Task statement:
Each line holding the word "解题思路" counts once; give the total and nothing more.

Provided entries:
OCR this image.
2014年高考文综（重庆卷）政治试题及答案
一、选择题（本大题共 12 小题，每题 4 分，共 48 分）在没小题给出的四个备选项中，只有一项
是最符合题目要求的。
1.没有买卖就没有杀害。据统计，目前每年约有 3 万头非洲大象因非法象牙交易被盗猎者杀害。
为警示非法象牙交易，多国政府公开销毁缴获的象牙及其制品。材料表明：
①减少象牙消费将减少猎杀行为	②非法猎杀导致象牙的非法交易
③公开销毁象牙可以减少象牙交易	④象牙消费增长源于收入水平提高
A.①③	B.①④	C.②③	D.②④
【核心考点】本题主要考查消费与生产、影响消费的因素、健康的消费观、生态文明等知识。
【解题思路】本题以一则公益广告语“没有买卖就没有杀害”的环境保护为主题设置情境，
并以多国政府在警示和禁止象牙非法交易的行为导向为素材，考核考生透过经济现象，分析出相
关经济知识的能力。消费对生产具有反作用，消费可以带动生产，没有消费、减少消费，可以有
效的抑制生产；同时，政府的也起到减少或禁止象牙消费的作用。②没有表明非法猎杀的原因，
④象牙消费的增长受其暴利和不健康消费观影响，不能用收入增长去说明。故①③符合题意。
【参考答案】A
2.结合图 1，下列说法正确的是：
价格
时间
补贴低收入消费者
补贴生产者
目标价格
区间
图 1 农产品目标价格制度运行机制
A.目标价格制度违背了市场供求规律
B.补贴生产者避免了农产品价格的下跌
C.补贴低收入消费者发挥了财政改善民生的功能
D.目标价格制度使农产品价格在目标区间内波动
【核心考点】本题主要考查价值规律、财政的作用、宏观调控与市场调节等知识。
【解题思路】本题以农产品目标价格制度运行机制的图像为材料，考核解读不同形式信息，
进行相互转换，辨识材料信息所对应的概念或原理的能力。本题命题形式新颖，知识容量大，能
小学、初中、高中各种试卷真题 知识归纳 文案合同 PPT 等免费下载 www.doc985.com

Solution for this exercise:
2